* To be done:
Copy every line, leaving nothing out and adding nothing.

--- Start of Raw records ---

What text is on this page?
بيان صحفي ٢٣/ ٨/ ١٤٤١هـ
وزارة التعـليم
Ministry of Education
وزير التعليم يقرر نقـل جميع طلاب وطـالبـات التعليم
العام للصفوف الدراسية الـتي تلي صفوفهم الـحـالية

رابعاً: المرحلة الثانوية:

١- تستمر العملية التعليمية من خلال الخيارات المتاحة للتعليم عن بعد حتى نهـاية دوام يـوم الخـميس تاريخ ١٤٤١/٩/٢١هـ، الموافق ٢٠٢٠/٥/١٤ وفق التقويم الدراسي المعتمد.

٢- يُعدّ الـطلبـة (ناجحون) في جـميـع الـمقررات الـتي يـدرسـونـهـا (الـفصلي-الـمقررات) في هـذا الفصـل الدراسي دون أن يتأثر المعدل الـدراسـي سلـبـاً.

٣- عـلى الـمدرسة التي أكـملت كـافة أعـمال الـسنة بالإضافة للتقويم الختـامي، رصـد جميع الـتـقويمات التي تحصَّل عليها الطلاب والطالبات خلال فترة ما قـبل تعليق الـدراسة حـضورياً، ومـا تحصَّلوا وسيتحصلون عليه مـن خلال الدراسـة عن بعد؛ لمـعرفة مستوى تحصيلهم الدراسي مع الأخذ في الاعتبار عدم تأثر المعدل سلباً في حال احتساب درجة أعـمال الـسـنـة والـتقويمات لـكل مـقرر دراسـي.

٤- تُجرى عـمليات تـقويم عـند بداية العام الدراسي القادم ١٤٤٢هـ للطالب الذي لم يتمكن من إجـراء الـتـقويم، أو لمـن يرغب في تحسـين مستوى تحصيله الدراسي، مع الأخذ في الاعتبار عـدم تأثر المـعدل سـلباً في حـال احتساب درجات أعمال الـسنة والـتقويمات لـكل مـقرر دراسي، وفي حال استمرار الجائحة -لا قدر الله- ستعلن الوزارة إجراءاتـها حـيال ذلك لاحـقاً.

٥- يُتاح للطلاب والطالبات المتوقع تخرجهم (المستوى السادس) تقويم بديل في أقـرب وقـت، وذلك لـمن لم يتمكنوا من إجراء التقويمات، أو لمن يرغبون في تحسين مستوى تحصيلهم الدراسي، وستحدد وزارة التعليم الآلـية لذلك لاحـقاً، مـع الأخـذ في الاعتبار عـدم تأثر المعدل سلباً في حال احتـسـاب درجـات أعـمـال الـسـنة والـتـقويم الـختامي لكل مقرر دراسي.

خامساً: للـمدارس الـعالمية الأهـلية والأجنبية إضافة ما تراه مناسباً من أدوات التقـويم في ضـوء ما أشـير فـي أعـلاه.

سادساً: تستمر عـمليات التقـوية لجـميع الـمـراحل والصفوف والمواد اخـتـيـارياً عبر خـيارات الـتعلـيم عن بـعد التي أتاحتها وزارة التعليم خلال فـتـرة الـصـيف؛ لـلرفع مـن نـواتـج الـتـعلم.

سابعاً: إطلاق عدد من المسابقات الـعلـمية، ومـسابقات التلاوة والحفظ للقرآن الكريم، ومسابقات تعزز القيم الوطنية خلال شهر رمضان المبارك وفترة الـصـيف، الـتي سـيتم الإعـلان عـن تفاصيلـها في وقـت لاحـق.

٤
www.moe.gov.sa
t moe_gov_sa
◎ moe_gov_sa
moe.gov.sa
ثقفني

--- End of Raw records ---

* Final answer:
What text is on this page?
بيان صحفي ٢٣/ ٨/ ١٤٤١هـ
وزارة التعـليم
Ministry of Education
وزير التعليم يقرر نقـل جميع طلاب وطـالبـات التعليم
العام للصفوف الدراسية الـتي تلي صفوفهم الـحـالية

رابعاً: المرحلة الثانوية:

١- تستمر العملية التعليمية من خلال الخيارات المتاحة للتعليم عن بعد حتى نهـاية دوام يـوم الخـميس تاريخ ١٤٤١/٩/٢١هـ، الموافق ٢٠٢٠/٥/١٤ وفق التقويم الدراسي المعتمد.

٢- يُعدّ الـطلبـة (ناجحون) في جـميـع الـمقررات الـتي يـدرسـونـهـا (الـفصلي-الـمقررات) في هـذا الفصـل الدراسي دون أن يتأثر المعدل الـدراسـي سلـبـاً.

٣- عـلى الـمدرسة التي أكـملت كـافة أعـمال الـسنة بالإضافة للتقويم الختـامي، رصـد جميع الـتـقويمات التي تحصَّل عليها الطلاب والطالبات خلال فترة ما قـبل تعليق الـدراسة حـضورياً، ومـا تحصَّلوا وسيتحصلون عليه مـن خلال الدراسـة عن بعد؛ لمـعرفة مستوى تحصيلهم الدراسي مع الأخذ في الاعتبار عدم تأثر المعدل سلباً في حال احتساب درجة أعـمال الـسـنـة والـتقويمات لـكل مـقرر دراسـي.

٤- تُجرى عـمليات تـقويم عـند بداية العام الدراسي القادم ١٤٤٢هـ للطالب الذي لم يتمكن من إجـراء الـتـقويم، أو لمـن يرغب في تحسـين مستوى تحصيله الدراسي، مع الأخذ في الاعتبار عـدم تأثر المـعدل سـلباً في حـال احتساب درجات أعمال الـسنة والـتقويمات لـكل مـقرر دراسي، وفي حال استمرار الجائحة -لا قدر الله- ستعلن الوزارة إجراءاتـها حـيال ذلك لاحـقاً.

٥- يُتاح للطلاب والطالبات المتوقع تخرجهم (المستوى السادس) تقويم بديل في أقـرب وقـت، وذلك لـمن لم يتمكنوا من إجراء التقويمات، أو لمن يرغبون في تحسين مستوى تحصيلهم الدراسي، وستحدد وزارة التعليم الآلـية لذلك لاحـقاً، مـع الأخـذ في الاعتبار عـدم تأثر المعدل سلباً في حال احتـسـاب درجـات أعـمـال الـسـنة والـتـقويم الـختامي لكل مقرر دراسي.

خامساً: للـمدارس الـعالمية الأهـلية والأجنبية إضافة ما تراه مناسباً من أدوات التقـويم في ضـوء ما أشـير فـي أعـلاه.

سادساً: تستمر عـمليات التقـوية لجـميع الـمـراحل والصفوف والمواد اخـتـيـارياً عبر خـيارات الـتعلـيم عن بـعد التي أتاحتها وزارة التعليم خلال فـتـرة الـصـيف؛ لـلرفع مـن نـواتـج الـتـعلم.

سابعاً: إطلاق عدد من المسابقات الـعلـمية، ومـسابقات التلاوة والحفظ للقرآن الكريم، ومسابقات تعزز القيم الوطنية خلال شهر رمضان المبارك وفترة الـصـيف، الـتي سـيتم الإعـلان عـن تفاصيلـها في وقـت لاحـق.

٤
www.moe.gov.sa
t moe_gov_sa
◎ moe_gov_sa
moe.gov.sa
ثقفني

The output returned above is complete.